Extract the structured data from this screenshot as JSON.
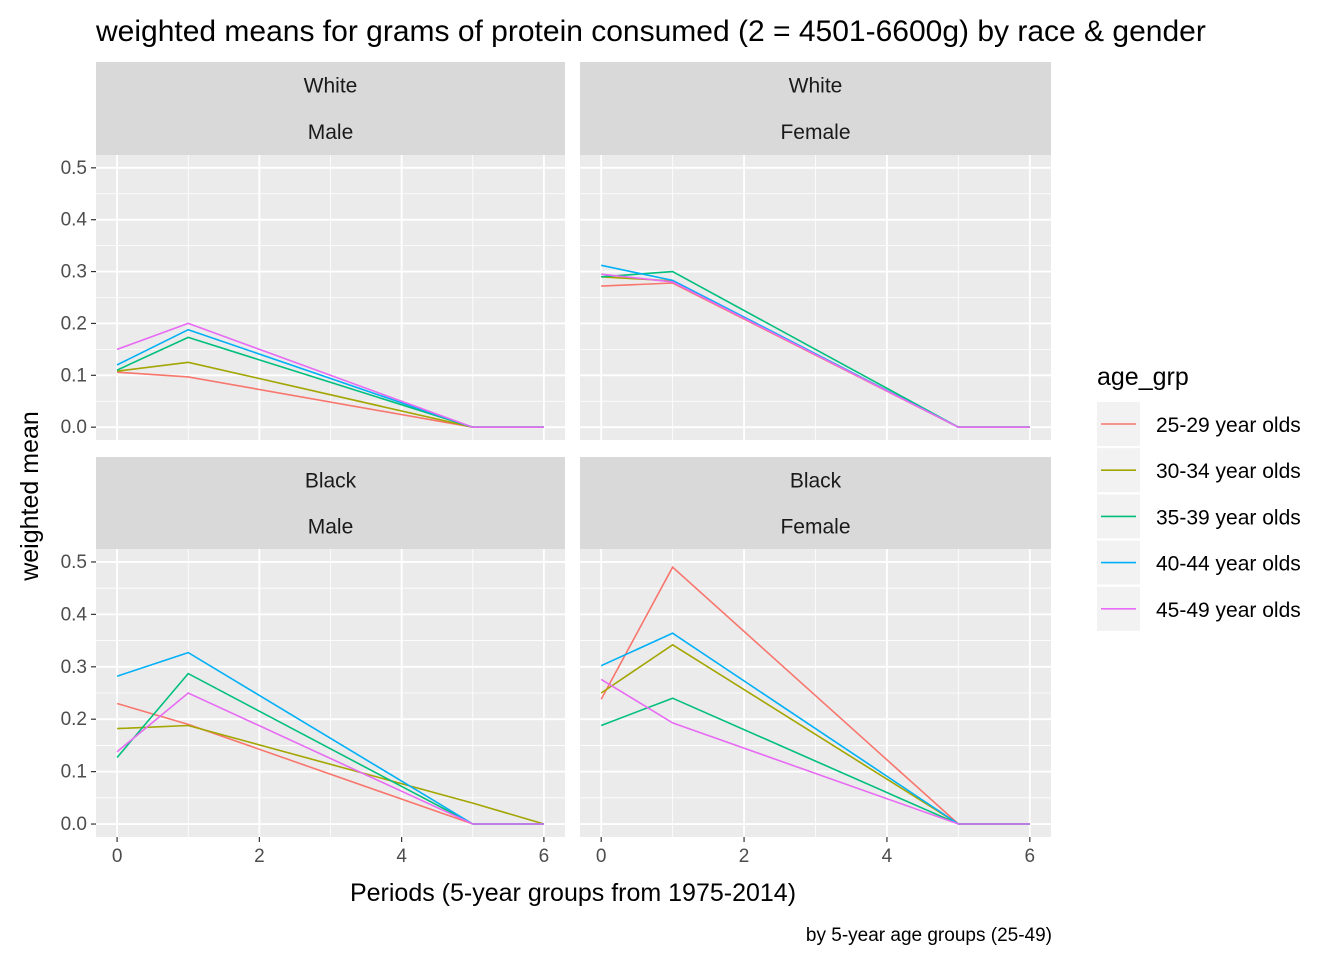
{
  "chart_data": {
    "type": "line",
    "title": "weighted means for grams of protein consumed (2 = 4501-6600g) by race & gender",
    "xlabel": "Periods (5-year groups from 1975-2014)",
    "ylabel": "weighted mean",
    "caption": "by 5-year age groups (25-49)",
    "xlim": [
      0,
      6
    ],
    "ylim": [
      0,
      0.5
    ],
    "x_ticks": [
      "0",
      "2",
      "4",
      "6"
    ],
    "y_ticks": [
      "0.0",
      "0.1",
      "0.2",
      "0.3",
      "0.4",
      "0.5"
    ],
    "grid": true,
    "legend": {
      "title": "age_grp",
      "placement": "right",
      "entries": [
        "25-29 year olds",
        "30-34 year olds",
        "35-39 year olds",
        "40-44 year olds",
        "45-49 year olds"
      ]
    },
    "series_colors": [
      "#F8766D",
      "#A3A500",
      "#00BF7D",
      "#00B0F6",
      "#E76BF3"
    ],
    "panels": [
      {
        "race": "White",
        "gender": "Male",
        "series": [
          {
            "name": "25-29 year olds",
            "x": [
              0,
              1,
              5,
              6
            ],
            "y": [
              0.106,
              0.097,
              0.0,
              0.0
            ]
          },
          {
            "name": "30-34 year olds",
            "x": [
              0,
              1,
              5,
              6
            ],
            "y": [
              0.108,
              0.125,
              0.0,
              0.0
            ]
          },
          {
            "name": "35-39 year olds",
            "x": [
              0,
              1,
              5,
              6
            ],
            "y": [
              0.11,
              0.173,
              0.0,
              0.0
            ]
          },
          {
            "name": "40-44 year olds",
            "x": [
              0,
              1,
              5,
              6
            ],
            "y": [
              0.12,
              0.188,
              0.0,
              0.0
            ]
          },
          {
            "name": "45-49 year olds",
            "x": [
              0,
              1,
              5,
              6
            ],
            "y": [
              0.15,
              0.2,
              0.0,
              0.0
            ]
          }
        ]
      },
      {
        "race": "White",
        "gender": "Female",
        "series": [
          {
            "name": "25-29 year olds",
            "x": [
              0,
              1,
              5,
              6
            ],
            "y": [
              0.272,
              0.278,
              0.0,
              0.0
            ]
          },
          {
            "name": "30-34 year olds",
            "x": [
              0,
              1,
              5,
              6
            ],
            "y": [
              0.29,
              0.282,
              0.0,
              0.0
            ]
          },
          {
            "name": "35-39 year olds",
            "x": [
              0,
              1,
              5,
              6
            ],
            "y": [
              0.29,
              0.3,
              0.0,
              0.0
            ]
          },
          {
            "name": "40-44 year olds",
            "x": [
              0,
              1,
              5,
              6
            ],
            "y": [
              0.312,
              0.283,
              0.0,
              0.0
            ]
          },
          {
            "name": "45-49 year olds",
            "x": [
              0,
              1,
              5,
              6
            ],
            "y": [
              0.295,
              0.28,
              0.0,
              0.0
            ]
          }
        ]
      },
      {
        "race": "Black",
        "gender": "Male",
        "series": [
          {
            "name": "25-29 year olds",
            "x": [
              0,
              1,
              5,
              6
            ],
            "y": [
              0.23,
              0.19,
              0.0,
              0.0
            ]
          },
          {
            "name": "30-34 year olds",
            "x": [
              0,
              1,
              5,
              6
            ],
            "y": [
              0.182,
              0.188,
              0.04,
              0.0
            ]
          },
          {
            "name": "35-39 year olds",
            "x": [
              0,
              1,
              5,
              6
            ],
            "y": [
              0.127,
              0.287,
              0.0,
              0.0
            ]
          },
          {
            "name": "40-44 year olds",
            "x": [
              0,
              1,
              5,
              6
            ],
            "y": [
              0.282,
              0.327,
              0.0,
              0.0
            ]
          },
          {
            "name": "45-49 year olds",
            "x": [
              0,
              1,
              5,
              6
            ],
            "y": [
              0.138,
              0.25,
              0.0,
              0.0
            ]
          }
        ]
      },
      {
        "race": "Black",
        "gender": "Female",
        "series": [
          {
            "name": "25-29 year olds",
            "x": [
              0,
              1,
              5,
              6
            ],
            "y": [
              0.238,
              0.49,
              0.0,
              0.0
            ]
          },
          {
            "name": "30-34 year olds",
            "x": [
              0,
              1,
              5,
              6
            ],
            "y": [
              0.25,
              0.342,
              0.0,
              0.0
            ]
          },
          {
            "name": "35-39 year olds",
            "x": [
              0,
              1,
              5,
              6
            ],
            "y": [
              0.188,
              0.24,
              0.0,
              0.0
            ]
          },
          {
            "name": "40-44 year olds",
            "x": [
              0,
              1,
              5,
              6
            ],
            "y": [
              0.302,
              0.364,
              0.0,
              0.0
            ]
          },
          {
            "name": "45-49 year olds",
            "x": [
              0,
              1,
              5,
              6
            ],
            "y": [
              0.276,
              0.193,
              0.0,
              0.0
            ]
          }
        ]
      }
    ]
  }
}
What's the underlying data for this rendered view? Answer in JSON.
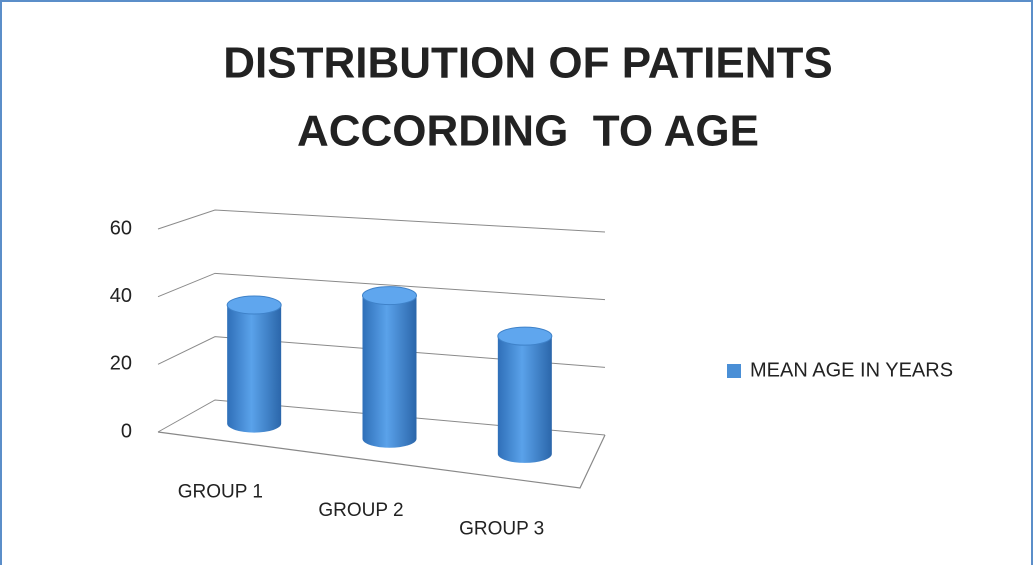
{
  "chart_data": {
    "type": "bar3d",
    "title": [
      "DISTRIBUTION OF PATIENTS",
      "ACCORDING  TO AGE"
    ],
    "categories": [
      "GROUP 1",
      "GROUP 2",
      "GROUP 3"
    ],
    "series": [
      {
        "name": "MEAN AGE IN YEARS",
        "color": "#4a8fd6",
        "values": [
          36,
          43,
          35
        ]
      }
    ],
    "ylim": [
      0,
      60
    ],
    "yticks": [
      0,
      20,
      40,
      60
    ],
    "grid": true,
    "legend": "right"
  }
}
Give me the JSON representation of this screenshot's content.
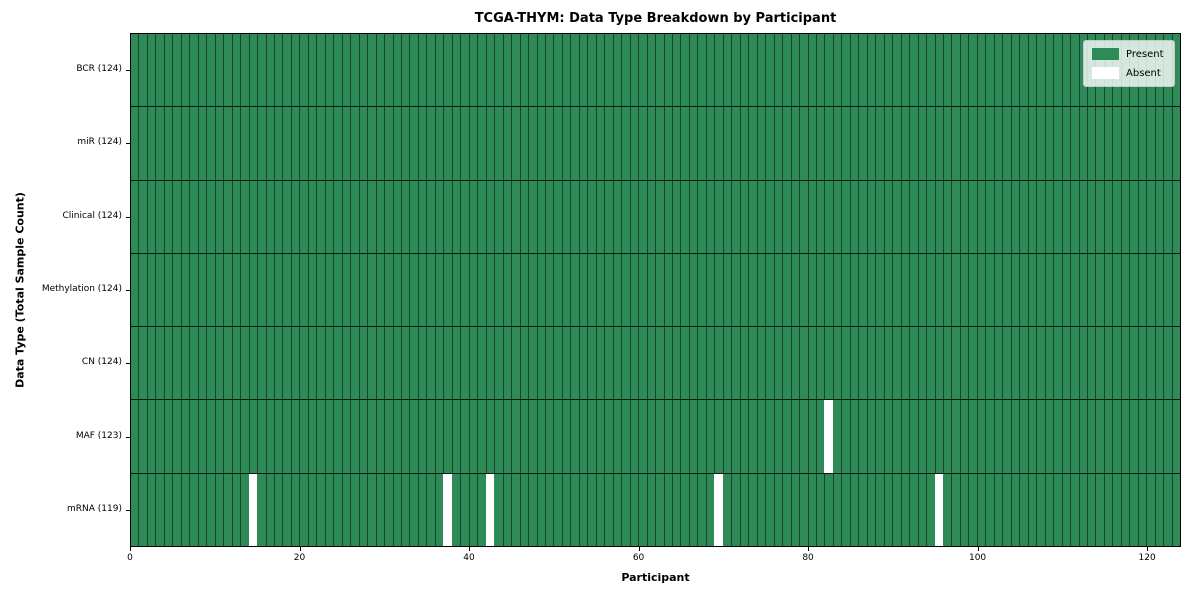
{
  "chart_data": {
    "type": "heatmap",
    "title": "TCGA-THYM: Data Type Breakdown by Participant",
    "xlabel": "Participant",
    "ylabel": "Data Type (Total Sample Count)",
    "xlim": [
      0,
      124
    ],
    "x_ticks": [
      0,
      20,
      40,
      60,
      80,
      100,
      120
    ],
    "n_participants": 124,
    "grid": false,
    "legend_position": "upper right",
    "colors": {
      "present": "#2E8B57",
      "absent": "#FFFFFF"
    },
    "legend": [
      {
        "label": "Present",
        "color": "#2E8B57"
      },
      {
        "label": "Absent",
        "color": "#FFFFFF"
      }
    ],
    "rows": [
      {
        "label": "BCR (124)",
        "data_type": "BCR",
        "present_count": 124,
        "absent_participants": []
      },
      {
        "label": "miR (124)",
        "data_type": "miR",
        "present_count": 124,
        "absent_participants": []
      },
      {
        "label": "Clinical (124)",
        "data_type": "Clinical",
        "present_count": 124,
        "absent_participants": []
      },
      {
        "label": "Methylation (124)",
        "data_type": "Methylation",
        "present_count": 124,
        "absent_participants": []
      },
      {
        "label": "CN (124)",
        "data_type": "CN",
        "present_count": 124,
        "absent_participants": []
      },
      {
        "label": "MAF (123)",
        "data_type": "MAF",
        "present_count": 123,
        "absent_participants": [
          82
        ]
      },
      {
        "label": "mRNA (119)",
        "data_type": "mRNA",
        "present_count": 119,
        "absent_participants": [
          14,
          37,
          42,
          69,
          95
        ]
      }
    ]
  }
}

Assigned task:
Using the material above, work out how many lines contain the string "weighted". Give that number alone.

Expected answer:
2